##### DATA FOR PROCESSING #####

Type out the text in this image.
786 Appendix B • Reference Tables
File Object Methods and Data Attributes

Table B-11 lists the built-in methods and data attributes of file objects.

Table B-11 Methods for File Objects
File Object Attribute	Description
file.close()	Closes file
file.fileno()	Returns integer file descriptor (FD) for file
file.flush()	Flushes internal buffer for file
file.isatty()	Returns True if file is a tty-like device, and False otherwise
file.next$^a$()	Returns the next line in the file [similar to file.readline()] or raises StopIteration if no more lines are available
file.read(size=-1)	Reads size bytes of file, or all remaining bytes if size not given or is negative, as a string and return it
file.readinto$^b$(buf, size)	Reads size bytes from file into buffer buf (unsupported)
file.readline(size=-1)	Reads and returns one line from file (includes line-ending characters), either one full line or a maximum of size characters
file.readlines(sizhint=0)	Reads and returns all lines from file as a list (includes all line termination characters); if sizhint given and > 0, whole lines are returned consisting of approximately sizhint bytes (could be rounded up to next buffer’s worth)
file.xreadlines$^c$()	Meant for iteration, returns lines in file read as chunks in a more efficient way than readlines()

#####

Lines of the material that contain the word "more" are to be gathered.

* FINAL RESULT *
file.next$^a$()	Returns the next line in the file [similar to file.readline()] or raises StopIteration if no more lines are available
file.xreadlines$^c$()	Meant for iteration, returns lines in file read as chunks in a more efficient way than readlines()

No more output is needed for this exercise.